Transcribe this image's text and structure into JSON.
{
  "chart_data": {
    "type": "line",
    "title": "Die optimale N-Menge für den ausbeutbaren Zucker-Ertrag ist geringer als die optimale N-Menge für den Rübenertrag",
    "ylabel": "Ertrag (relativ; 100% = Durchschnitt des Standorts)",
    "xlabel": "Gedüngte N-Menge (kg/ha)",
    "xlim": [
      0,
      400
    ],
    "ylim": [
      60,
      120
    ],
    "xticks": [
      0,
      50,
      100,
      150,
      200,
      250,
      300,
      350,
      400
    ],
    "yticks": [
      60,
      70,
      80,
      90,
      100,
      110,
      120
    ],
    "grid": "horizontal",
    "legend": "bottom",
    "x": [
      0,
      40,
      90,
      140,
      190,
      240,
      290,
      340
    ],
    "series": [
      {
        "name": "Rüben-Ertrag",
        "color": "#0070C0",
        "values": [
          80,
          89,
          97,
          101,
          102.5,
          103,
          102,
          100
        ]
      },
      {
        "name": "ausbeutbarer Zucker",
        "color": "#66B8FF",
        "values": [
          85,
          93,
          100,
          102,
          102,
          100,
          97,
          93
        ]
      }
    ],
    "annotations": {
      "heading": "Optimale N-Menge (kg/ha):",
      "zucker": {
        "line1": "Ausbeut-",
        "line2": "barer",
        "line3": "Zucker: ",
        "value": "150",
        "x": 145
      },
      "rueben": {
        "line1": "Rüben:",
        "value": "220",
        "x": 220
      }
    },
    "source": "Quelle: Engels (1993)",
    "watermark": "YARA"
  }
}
* * *
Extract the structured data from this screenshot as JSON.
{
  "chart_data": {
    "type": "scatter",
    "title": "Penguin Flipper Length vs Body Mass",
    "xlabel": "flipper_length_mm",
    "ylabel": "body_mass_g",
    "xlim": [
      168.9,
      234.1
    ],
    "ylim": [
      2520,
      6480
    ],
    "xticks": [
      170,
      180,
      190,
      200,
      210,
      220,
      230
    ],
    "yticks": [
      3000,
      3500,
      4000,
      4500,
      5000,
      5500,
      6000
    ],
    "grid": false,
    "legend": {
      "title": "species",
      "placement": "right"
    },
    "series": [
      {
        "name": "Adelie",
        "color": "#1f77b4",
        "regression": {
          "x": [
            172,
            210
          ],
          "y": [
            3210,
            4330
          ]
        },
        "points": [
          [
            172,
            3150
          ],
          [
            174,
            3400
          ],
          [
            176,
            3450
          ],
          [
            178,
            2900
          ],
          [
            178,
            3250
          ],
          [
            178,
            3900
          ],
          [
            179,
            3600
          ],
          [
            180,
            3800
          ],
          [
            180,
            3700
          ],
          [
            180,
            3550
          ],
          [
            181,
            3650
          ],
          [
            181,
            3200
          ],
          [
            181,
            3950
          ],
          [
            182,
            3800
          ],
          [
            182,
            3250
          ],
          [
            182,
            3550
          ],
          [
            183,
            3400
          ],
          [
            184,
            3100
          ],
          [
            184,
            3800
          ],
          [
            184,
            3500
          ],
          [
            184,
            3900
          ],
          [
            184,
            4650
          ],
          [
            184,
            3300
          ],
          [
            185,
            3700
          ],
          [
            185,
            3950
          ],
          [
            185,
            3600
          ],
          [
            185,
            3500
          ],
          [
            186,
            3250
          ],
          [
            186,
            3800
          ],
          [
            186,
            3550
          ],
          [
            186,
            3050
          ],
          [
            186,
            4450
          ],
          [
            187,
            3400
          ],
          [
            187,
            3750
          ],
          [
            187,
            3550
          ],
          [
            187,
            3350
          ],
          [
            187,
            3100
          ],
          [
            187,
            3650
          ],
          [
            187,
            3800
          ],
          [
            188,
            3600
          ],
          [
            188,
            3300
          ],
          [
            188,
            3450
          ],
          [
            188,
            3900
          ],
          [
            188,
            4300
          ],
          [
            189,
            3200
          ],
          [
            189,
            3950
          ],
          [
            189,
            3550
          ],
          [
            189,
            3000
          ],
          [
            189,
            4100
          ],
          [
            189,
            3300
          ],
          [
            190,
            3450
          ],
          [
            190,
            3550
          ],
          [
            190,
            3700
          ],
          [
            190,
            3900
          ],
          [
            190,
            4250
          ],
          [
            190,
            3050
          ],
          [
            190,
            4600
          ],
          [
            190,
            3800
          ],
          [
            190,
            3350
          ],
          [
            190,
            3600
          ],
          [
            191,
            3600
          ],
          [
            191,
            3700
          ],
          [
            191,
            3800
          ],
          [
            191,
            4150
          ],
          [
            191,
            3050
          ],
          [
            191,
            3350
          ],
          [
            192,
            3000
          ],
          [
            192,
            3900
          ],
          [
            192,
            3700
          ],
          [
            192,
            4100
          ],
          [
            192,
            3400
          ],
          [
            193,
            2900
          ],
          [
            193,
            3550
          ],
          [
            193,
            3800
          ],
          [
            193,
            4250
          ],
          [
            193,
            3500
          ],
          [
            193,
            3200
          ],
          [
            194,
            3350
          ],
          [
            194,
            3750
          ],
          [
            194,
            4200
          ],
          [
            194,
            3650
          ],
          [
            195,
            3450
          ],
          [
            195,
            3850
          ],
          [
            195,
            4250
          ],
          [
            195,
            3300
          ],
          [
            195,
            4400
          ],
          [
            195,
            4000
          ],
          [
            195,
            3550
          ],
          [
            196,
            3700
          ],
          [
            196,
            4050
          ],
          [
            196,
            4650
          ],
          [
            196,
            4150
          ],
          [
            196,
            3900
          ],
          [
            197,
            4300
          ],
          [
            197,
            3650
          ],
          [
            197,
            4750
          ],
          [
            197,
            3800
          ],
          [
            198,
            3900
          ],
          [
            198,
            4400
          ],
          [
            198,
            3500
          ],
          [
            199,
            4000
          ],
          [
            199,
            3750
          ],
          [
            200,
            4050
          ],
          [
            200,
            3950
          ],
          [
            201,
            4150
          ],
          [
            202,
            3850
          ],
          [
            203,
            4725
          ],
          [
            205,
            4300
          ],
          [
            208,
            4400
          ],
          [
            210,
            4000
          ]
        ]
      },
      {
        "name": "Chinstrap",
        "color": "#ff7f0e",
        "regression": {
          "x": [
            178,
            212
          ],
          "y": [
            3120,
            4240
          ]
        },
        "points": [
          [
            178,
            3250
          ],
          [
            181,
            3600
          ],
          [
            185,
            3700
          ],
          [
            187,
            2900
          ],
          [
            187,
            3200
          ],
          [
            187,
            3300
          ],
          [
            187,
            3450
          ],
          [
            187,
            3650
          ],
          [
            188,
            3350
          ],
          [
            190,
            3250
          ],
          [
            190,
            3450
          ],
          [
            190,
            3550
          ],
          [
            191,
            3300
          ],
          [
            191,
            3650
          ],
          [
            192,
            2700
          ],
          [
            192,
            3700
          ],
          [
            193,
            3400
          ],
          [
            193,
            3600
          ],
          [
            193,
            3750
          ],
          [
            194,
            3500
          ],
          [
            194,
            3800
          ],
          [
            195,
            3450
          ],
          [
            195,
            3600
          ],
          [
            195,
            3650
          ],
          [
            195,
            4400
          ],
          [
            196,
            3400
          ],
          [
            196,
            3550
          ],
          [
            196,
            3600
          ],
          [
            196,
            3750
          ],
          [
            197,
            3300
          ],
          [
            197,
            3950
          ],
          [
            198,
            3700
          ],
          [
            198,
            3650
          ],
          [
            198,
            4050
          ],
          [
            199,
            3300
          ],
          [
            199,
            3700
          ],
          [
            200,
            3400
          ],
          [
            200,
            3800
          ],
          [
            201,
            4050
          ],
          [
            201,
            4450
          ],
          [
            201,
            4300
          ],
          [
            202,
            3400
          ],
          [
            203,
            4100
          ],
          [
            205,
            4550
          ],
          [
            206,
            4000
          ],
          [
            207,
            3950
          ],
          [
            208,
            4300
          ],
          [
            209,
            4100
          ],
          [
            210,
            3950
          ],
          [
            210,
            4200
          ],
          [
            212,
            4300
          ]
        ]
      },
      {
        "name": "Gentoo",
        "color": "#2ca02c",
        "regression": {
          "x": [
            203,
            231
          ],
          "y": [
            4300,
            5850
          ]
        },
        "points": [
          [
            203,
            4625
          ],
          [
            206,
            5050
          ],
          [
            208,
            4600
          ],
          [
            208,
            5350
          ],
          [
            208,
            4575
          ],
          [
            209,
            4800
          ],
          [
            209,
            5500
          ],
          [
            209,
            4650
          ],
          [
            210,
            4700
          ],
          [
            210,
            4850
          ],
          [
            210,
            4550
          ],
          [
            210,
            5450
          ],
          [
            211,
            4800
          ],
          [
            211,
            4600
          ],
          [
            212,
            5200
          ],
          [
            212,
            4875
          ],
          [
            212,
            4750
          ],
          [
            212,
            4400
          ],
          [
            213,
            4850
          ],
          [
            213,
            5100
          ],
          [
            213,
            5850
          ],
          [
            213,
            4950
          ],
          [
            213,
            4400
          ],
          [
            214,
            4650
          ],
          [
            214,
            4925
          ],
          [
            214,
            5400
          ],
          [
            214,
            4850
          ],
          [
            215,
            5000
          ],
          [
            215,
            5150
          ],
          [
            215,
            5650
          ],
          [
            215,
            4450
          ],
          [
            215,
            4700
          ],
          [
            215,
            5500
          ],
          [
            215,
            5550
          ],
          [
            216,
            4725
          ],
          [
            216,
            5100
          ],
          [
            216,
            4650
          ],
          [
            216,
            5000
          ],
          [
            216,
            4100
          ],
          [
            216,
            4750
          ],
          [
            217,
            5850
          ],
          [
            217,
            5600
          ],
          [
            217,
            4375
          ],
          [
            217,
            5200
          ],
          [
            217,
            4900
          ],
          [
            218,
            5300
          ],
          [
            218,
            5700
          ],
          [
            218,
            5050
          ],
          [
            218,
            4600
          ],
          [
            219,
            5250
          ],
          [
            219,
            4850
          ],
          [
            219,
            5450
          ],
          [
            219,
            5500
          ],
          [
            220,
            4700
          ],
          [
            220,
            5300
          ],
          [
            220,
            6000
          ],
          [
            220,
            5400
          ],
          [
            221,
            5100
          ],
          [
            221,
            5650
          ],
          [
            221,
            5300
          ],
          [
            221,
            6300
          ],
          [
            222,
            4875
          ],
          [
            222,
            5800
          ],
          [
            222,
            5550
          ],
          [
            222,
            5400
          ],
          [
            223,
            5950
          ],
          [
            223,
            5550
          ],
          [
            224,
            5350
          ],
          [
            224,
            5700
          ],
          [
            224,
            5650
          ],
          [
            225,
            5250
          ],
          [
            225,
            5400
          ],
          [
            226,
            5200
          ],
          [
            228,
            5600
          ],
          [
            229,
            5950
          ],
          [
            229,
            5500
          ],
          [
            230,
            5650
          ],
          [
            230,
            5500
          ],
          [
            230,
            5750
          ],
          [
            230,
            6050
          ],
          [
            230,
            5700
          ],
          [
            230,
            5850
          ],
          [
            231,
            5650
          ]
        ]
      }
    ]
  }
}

§ DESCRIPTION OF THE TASK: In the records above, locate every line with the string "xlabel" and copy it.

§ RESPONSE TO THIS EXERCISE:
    "xlabel": "Gedüngte N-Menge (kg/ha)",
    "xlabel": "flipper_length_mm",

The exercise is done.